▸ **Do this**:
Restate the whole listing word for word. Pictures are left out.

▸ **Information supplied**:
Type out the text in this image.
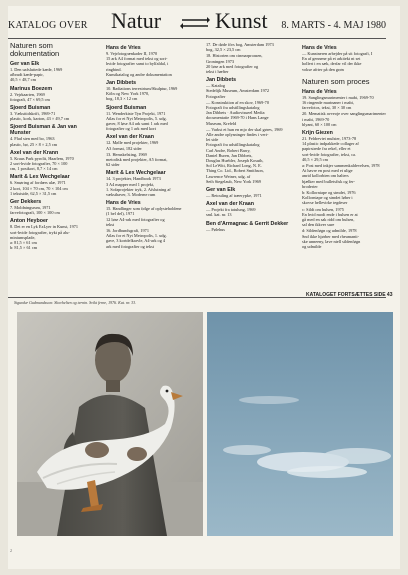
KATALOG OVER Natur Kunst 8. MARTS - 4. MAJ 1980
Naturen som dokumentation
Ger van Elk
1. Den uafsluttede kæde, 1969
afbrudt kæde-papir,
40,5 × 48,7 cm
Marinus Boezem
2. Vejrkaarten, 1969
fotografi, 47 × 69,5 cm
Sjoerd Buisman
3. Væksttidskrift, 1969-71
plastic, kork, karton, 43 × 49,7 cm
Sjoerd Buisman & Jan van Munster
4. Flad sten med bo, 1963
plastic, bø, 25 × 8 × 2,5 cm
Axel van der Krann
5. Kraus Park pyrolit, Haarlem, 1970
2 sort-hvide fotografier, 70 × 100
cm, 1 postkort, 8,7 × 14 cm
Marit & Lex Wechgelaar
6. Smøring af fordærs ulæ, 1971
2 kort, 104 × 70 cm, 70 × 104 cm
1 tekstside, 62,5 × 31,5 cm
Ger Dekkers
7. Moldningsrum, 1971
farvefotografi, 100 × 100 cm
Anton Heyboer
8. Det er en Lyk ExLyer in Kunst, 1971
sort-hvide fotografier, trykt på alu-
miniumsplade,
a: 81,5 × 61 cm
b: 81,5 × 61 cm
Hans de Vries
9. Vejrfotogrænkader II, 1970
15 ark A4 format med tekst og sort-
hvide fotografier samt to bylfaldal, i
ringbind.
Kunstkatalog og andre dokumentation
Jan Dibbets
10. Radiations terrestrium/Skulptur, 1969
Köln og New York 1970,
bog, 18,3 × 12 cm
Sjoerd Buisman
11. Wenderkiste Tyn Projekt, 1971
Atlas for et Nyt Metropolis, 5. udg.
gaver, 8 løse A4 ark samt 1 ark med
fotografier og 1 ark med kort
Axel van der Kraan
12. Mølle med projekter, 1969
A3 format, 182 sider
13. Hemskelsting, 1969
metodisk med projekter, A5 format,
62 sider
Marit & Lex Wechgelaar
14. 3 projekter, Handbook 1973
3 A4 mapper med 1 projekt,
1. Sofaprojekter tryk, 2. Afslutning af
væksthaver, 3. Moderne rum
Hans de Vries
15. Handlinger som følge af oplysteholdene
(1 bel del), 1971
12 løse A4-ark med fotografier og
tekst
16. Jordbundsgrafi, 1971
Atlas for et Nyt Metropolis, 1. udg.
gave, 3 kortdelkarvle, A4-ark og 4
ark med fotografier og tekst
17. De døde fórs bog, Amsterdam 1973
bog, 32,5 × 23,5 cm
18. Historien om cinmarproasen,
Groningen 1973
20 løse ark med fotografier og
tekst i hæfter
Jan Dibbets
— Katalog
Stedelijk Museum, Amsterdam 1972
Fotografier
— Konstruktion af en skov, 1969-70
Fotografi fra udstillingskatalog
Jan Dibbets · Audiovisueel Media
documentatie 1969-70 i Hans Lange
Museum, Krefeld
— Varkst et hun en mjo der skal gøres, 1969
Alle andre oplysninger findes i vert-
let side
Fotografi fra udstillingskatalog
Carl Andre, Robert Barry,
Daniel Buren, Jan Dibbets,
Douglas Huebler, Joseph Kosuth,
Sol LeWitt, Richard Long, N. E.
Thing Co. Ltd., Robert Smithson,
Lawrence Weiner, udg. af
Seth Siegelaub, New York 1969
Ger van Elk
— Retouling af træerypke, 1971
Axel van der Kraan
— Projekt fra tatulung, 1969
sml. kat. nr. 13
Ben d'Armagnac & Gerrit Dekker
— Pølehus
Hans de Vries
— Kunstneren arbejder på sit fotografi, I
En af gennene på et arkitekt nt set
hollert i en sæk, derfar vil der ikke
vokse afrter på den grøn
Naturen som proces
Hans de Vries
19. Sanglingsmarimenter i mabi, 1969-70
16 ringende marinaner i mabi,
farvefotos, tekst, 30 × 30 cm
20. Mematisk avveoje over sanglingsmarimenter
i mabi, 1969-70
blyant, 60 × 100 cm
Krijn Giezen
21. Feldreviet mulster, 1973-78
14 plastic indpakkede collager af
papirstrede fra rekel, eller et
sort-hvide fotografier, tekst, ca.
40,5 × 29,5 cm
a: Post med inkjer sammenkaldevelsen, 1978
At havre en post med et ulige
anrid kollorbien om halters
bjælker med bulletsfisk og fer-
broderier
b: Kollorniape og stmdet, 1976
Kollorniape og stmdet løber i
skovse hellevirke tegdeser
c: Sildt om hulsen, 1975
En hvid modi ende i bulsen er at
gå med en sak ridd om bulsen,
sal den ikkver sure
d: Sildenføgn og udmilde, 1978
Snd ikke hjørber med rheumanti-
ske unneeny, lave niell sildenføgn
og udmilde
Sigurdur Gudmundsson: Skovhelten og ternin. Svikt ferne, 1976. Kat. nr. 33.
KATALOGET FORTSÆTTES SIDE 43
2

▸ **Result**:
Type out the text in this image.
KATALOG OVER Natur Kunst 8. MARTS - 4. MAJ 1980
Naturen som dokumentation
Ger van Elk
1. Den uafsluttede kæde, 1969
afbrudt kæde-papir,
40,5 × 48,7 cm
Marinus Boezem
2. Vejrkaarten, 1969
fotografi, 47 × 69,5 cm
Sjoerd Buisman
3. Væksttidskrift, 1969-71
plastic, kork, karton, 43 × 49,7 cm
Sjoerd Buisman & Jan van Munster
4. Flad sten med bo, 1963
plastic, bø, 25 × 8 × 2,5 cm
Axel van der Krann
5. Kraus Park pyrolit, Haarlem, 1970
2 sort-hvide fotografier, 70 × 100
cm, 1 postkort, 8,7 × 14 cm
Marit & Lex Wechgelaar
6. Smøring af fordærs ulæ, 1971
2 kort, 104 × 70 cm, 70 × 104 cm
1 tekstside, 62,5 × 31,5 cm
Ger Dekkers
7. Moldningsrum, 1971
farvefotografi, 100 × 100 cm
Anton Heyboer
8. Det er en Lyk ExLyer in Kunst, 1971
sort-hvide fotografier, trykt på alu-
miniumsplade,
a: 81,5 × 61 cm
b: 81,5 × 61 cm
Hans de Vries
9. Vejrfotogrænkader II, 1970
15 ark A4 format med tekst og sort-
hvide fotografier samt to bylfaldal, i
ringbind.
Kunstkatalog og andre dokumentation
Jan Dibbets
10. Radiations terrestrium/Skulptur, 1969
Köln og New York 1970,
bog, 18,3 × 12 cm
Sjoerd Buisman
11. Wenderkiste Tyn Projekt, 1971
Atlas for et Nyt Metropolis, 5. udg.
gaver, 8 løse A4 ark samt 1 ark med
fotografier og 1 ark med kort
Axel van der Kraan
12. Mølle med projekter, 1969
A3 format, 182 sider
13. Hemskelsting, 1969
metodisk med projekter, A5 format,
62 sider
Marit & Lex Wechgelaar
14. 3 projekter, Handbook 1973
3 A4 mapper med 1 projekt,
1. Sofaprojekter tryk, 2. Afslutning af
væksthaver, 3. Moderne rum
Hans de Vries
15. Handlinger som følge af oplysteholdene
(1 bel del), 1971
12 løse A4-ark med fotografier og
tekst
16. Jordbundsgrafi, 1971
Atlas for et Nyt Metropolis, 1. udg.
gave, 3 kortdelkarvle, A4-ark og 4
ark med fotografier og tekst
17. De døde fórs bog, Amsterdam 1973
bog, 32,5 × 23,5 cm
18. Historien om cinmarproasen,
Groningen 1973
20 løse ark med fotografier og
tekst i hæfter
Jan Dibbets
— Katalog
Stedelijk Museum, Amsterdam 1972
Fotografier
— Konstruktion af en skov, 1969-70
Fotografi fra udstillingskatalog
Jan Dibbets · Audiovisueel Media
documentatie 1969-70 i Hans Lange
Museum, Krefeld
— Varkst et hun en mjo der skal gøres, 1969
Alle andre oplysninger findes i vert-
let side
Fotografi fra udstillingskatalog
Carl Andre, Robert Barry,
Daniel Buren, Jan Dibbets,
Douglas Huebler, Joseph Kosuth,
Sol LeWitt, Richard Long, N. E.
Thing Co. Ltd., Robert Smithson,
Lawrence Weiner, udg. af
Seth Siegelaub, New York 1969
Ger van Elk
— Retouling af træerypke, 1971
Axel van der Kraan
— Projekt fra tatulung, 1969
sml. kat. nr. 13
Ben d'Armagnac & Gerrit Dekker
— Pølehus
Hans de Vries
— Kunstneren arbejder på sit fotografi, I
En af gennene på et arkitekt nt set
hollert i en sæk, derfar vil der ikke
vokse afrter på den grøn
Naturen som proces
Hans de Vries
19. Sanglingsmarimenter i mabi, 1969-70
16 ringende marinaner i mabi,
farvefotos, tekst, 30 × 30 cm
20. Mematisk avveoje over sanglingsmarimenter
i mabi, 1969-70
blyant, 60 × 100 cm
Krijn Giezen
21. Feldreviet mulster, 1973-78
14 plastic indpakkede collager af
papirstrede fra rekel, eller et
sort-hvide fotografier, tekst, ca.
40,5 × 29,5 cm
a: Post med inkjer sammenkaldevelsen, 1978
At havre en post med et ulige
anrid kollorbien om halters
bjælker med bulletsfisk og fer-
broderier
b: Kollorniape og stmdet, 1976
Kollorniape og stmdet løber i
skovse hellevirke tegdeser
c: Sildt om hulsen, 1975
En hvid modi ende i bulsen er at
gå med en sak ridd om bulsen,
sal den ikkver sure
d: Sildenføgn og udmilde, 1978
Snd ikke hjørber med rheumanti-
ske unneeny, lave niell sildenføgn
og udmilde
Sigurdur Gudmundsson: Skovhelten og ternin. Svikt ferne, 1976. Kat. nr. 33.
KATALOGET FORTSÆTTES SIDE 43
2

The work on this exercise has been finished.